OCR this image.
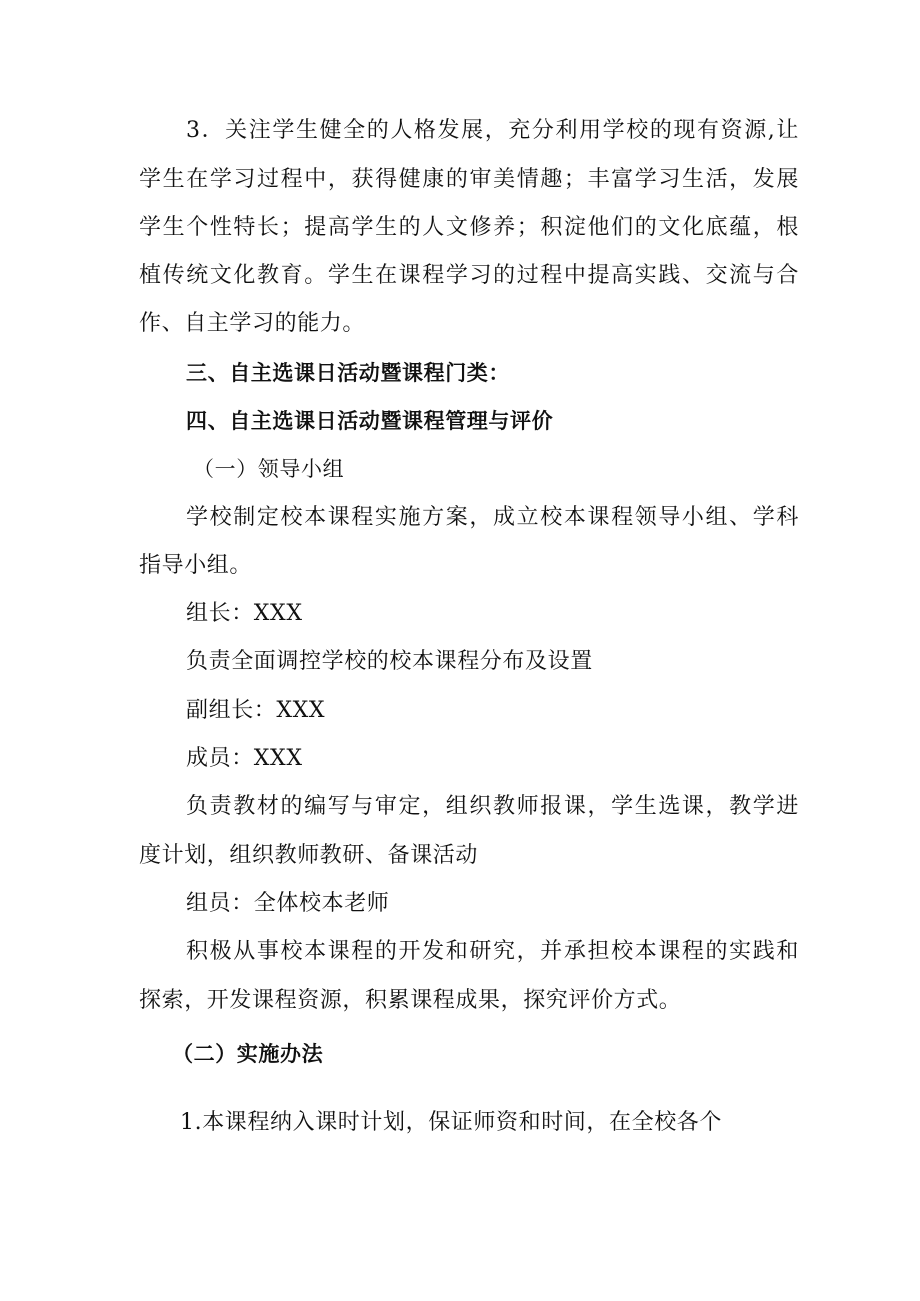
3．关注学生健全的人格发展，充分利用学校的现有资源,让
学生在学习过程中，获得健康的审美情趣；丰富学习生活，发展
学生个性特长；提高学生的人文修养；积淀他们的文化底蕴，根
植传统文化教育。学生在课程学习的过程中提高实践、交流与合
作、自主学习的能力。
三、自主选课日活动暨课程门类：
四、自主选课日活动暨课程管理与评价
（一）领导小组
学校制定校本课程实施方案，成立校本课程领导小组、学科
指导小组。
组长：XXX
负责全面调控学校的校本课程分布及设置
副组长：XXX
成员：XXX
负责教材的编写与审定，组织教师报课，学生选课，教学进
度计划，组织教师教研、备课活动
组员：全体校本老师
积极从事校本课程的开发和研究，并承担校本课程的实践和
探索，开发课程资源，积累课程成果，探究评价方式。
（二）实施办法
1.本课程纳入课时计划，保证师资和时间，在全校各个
------------------------------------------------------------------------
◆ **EXERCISE GOAL**: Leave out the pictures and return every record word for word.

◆ **WRITTEN ANSWER**:
OCR this image.
3．关注学生健全的人格发展，充分利用学校的现有资源,让
学生在学习过程中，获得健康的审美情趣；丰富学习生活，发展
学生个性特长；提高学生的人文修养；积淀他们的文化底蕴，根
植传统文化教育。学生在课程学习的过程中提高实践、交流与合
作、自主学习的能力。
三、自主选课日活动暨课程门类：
四、自主选课日活动暨课程管理与评价
（一）领导小组
学校制定校本课程实施方案，成立校本课程领导小组、学科
指导小组。
组长：XXX
负责全面调控学校的校本课程分布及设置
副组长：XXX
成员：XXX
负责教材的编写与审定，组织教师报课，学生选课，教学进
度计划，组织教师教研、备课活动
组员：全体校本老师
积极从事校本课程的开发和研究，并承担校本课程的实践和
探索，开发课程资源，积累课程成果，探究评价方式。
（二）实施办法
1.本课程纳入课时计划，保证师资和时间，在全校各个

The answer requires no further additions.